Work to complete: Only a number is wanted. Count the lines holding the string "text".

● ● ● ●

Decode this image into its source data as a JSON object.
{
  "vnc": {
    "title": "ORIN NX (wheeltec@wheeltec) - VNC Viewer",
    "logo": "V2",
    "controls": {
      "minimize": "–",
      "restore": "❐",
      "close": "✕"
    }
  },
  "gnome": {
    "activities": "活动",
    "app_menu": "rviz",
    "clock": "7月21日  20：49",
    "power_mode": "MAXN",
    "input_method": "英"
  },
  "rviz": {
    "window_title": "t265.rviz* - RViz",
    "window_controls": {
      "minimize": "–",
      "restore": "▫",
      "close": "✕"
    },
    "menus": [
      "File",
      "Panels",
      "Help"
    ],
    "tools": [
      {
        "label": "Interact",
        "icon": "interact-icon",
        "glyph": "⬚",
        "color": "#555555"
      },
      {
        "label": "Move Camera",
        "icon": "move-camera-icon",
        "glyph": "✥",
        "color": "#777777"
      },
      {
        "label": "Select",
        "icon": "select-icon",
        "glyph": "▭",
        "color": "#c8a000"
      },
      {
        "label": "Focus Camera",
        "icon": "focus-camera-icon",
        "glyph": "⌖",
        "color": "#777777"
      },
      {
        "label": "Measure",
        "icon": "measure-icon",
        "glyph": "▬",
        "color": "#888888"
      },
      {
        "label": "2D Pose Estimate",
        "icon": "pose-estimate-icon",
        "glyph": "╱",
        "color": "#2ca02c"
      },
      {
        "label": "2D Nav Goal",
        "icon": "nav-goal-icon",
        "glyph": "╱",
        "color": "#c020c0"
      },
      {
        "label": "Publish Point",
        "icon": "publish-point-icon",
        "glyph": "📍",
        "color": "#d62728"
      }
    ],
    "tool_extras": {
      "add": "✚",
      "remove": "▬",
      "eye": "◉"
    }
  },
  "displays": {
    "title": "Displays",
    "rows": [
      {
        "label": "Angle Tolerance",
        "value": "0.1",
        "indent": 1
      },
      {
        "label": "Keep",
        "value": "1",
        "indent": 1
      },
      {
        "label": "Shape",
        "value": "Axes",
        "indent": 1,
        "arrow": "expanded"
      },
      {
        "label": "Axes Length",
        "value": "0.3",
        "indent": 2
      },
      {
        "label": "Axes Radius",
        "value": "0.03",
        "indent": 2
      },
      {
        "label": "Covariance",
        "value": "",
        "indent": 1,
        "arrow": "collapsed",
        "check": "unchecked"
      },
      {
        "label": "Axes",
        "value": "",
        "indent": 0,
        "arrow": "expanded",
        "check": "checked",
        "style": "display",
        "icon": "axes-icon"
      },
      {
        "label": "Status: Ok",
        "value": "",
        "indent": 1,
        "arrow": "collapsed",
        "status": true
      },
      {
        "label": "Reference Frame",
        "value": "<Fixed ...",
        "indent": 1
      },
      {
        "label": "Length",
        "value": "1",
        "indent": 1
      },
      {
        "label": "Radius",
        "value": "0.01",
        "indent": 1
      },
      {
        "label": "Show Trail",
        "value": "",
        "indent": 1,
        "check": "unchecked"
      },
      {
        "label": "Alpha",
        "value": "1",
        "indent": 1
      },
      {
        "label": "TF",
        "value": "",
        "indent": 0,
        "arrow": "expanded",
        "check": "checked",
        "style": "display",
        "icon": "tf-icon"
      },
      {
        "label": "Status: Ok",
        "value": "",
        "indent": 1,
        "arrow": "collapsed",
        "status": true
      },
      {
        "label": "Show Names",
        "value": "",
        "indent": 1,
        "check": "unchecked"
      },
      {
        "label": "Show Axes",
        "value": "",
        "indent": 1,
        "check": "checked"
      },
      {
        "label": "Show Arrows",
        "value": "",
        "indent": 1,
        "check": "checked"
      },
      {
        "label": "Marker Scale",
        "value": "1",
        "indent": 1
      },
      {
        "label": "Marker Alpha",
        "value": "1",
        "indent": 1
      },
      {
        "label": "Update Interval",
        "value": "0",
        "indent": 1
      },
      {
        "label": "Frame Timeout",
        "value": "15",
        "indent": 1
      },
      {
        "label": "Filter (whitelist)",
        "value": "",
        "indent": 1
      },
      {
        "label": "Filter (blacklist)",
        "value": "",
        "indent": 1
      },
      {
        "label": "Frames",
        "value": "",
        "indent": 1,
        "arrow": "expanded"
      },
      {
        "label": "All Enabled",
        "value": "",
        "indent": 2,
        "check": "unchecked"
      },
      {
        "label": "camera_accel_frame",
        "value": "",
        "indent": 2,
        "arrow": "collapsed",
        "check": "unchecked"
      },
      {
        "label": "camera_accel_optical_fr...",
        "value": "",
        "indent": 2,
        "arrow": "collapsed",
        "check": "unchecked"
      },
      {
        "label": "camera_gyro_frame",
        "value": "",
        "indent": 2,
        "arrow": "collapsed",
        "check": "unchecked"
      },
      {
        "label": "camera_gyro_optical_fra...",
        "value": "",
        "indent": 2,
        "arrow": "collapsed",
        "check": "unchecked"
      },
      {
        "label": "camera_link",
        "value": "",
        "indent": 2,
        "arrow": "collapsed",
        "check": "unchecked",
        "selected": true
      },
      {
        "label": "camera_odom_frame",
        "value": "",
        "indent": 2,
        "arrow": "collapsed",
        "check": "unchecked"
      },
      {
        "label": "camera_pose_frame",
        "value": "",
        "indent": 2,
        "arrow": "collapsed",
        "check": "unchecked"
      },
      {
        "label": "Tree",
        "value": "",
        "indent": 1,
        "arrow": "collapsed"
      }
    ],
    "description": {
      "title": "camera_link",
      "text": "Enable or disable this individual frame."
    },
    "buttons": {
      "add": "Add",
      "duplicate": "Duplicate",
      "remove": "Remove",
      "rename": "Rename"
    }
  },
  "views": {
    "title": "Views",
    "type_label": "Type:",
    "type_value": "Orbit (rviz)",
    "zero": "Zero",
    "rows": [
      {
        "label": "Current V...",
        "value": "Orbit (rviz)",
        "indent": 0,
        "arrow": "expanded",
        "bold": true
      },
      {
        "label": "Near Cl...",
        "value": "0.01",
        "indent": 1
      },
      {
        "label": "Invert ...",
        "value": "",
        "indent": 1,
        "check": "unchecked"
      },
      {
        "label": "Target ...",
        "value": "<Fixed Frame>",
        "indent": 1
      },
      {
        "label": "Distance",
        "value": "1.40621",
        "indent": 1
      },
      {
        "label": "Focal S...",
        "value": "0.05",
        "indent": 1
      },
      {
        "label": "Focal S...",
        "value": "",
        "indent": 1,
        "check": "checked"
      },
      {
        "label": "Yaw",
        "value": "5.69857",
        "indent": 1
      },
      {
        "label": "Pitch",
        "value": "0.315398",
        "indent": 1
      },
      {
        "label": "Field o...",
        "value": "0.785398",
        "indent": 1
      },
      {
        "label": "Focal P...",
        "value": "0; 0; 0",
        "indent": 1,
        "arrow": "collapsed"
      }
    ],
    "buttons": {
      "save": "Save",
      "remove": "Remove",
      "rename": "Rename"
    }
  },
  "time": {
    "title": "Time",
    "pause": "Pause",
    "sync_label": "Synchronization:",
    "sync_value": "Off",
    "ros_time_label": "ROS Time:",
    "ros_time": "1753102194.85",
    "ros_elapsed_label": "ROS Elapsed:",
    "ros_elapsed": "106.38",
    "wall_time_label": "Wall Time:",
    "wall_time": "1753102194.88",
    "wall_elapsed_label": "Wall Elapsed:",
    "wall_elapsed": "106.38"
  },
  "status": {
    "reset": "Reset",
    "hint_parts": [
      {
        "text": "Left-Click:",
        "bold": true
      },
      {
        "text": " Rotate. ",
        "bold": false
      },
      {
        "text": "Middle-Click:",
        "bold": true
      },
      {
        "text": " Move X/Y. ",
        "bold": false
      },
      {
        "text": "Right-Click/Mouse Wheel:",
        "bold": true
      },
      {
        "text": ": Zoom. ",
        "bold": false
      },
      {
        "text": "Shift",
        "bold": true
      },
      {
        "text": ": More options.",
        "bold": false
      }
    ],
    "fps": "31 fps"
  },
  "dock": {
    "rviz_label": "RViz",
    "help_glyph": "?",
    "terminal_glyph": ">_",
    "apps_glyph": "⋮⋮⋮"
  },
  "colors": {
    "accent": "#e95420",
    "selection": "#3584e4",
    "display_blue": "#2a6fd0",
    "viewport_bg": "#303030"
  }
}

● ● ● ●

Correct answer: 9